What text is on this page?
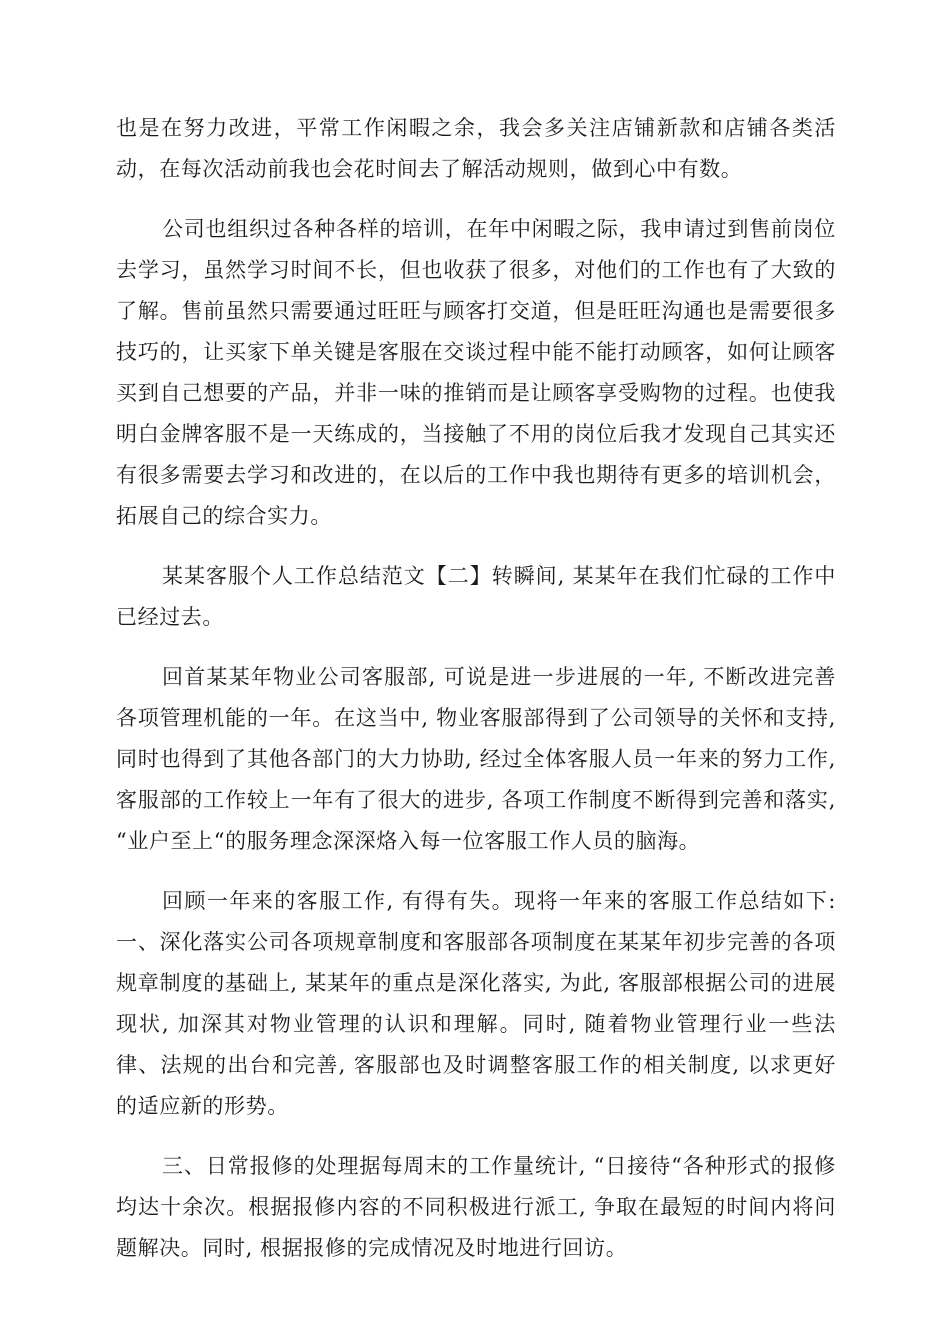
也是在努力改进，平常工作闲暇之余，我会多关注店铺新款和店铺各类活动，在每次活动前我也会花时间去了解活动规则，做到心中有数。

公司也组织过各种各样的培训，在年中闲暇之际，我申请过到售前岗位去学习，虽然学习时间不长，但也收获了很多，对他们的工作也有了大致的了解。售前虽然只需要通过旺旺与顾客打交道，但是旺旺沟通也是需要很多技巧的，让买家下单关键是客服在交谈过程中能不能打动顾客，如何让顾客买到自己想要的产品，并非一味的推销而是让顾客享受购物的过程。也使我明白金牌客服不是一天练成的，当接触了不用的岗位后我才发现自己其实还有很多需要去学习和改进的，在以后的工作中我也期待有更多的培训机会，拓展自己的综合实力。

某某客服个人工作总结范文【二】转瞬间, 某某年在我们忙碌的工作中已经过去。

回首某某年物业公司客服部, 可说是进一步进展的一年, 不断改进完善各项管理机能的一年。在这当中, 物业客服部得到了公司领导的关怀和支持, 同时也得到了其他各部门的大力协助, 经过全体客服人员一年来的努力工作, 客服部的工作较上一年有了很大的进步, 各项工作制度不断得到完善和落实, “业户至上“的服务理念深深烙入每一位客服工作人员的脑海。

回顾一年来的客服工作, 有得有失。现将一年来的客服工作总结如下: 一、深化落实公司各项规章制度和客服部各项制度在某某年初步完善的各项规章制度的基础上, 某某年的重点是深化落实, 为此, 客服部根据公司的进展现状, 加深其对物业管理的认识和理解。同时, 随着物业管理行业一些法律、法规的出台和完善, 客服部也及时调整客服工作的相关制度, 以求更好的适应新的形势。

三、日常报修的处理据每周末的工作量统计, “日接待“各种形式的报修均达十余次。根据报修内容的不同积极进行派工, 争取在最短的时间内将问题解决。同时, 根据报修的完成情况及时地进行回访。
* * *
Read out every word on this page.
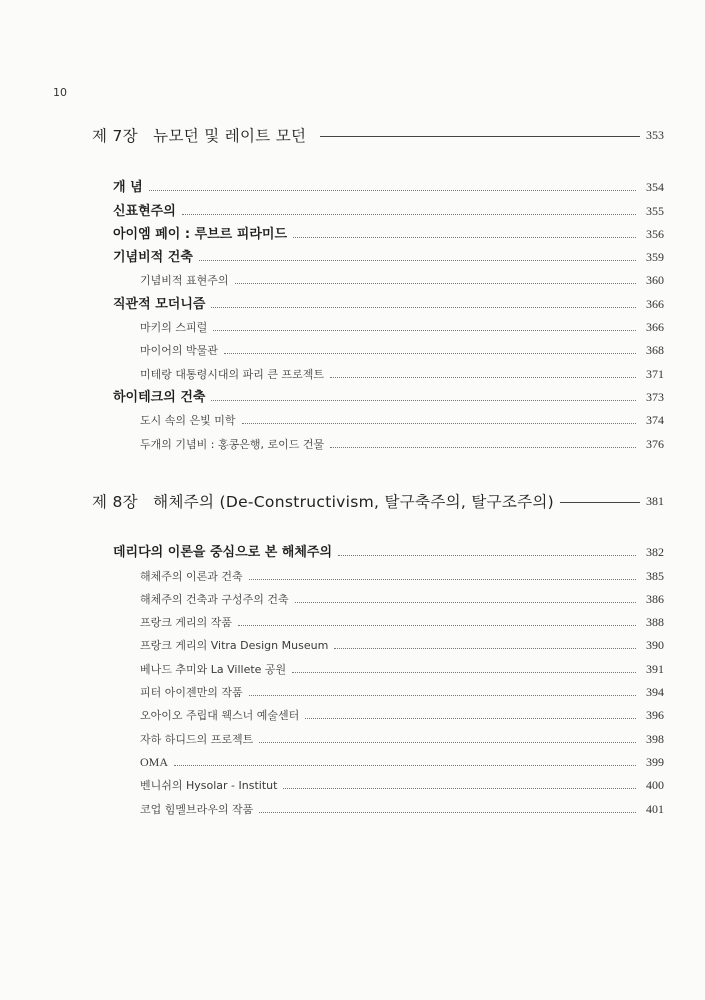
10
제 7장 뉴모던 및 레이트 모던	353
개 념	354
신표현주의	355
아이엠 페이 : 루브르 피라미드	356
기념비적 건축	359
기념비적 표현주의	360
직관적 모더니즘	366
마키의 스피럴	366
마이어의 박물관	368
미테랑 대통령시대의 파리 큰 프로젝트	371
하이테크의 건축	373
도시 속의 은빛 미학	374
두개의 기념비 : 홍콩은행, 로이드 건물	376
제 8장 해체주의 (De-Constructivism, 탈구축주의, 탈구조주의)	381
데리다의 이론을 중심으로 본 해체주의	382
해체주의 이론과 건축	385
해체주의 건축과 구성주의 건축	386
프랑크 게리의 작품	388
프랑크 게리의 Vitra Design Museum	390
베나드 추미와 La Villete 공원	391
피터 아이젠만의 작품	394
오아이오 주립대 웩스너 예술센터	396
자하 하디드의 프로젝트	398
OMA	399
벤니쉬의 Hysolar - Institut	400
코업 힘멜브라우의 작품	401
* * *
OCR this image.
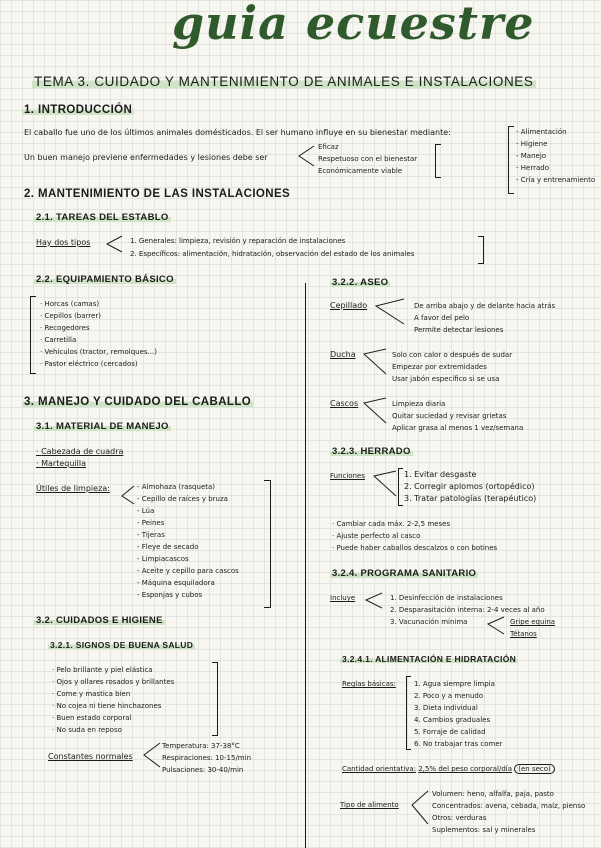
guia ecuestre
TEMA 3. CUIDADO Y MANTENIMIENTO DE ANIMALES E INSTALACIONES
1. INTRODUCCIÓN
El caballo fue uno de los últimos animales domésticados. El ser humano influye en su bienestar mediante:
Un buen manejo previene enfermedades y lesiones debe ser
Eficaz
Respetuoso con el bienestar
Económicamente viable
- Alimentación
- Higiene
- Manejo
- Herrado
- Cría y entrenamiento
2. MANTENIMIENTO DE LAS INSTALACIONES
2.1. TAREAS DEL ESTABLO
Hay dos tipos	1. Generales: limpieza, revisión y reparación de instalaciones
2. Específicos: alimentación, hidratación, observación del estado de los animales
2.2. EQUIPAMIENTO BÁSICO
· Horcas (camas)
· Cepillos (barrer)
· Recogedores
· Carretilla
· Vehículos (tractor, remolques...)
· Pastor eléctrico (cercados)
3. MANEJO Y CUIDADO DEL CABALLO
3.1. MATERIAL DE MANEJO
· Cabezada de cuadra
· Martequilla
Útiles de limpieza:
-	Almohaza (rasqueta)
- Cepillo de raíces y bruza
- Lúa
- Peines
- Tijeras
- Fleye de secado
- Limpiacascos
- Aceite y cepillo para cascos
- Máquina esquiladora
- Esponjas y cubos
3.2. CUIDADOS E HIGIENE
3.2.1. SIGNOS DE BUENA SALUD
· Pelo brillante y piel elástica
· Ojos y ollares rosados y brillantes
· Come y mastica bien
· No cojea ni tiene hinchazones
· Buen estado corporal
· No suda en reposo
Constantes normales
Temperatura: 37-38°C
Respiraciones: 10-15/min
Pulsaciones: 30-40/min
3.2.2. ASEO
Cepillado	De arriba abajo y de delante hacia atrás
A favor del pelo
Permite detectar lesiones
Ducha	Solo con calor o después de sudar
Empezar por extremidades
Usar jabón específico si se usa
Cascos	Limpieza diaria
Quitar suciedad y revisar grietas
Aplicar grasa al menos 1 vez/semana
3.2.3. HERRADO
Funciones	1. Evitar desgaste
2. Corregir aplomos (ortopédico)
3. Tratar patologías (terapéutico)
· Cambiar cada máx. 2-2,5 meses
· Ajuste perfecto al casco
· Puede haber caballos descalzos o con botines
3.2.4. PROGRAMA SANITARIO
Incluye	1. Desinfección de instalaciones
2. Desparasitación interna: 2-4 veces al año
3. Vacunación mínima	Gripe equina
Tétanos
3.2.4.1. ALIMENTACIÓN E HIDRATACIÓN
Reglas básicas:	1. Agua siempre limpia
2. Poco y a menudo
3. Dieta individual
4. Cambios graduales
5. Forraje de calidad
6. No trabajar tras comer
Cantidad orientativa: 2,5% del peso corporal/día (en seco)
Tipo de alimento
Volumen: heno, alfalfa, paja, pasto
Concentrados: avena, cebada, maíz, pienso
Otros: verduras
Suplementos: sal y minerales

REQUEST ->
Pick out every line above that contains the word "page" and copy it.

EXERCISE OUTPUT ->
What text is on this page?
Read out every word on this page.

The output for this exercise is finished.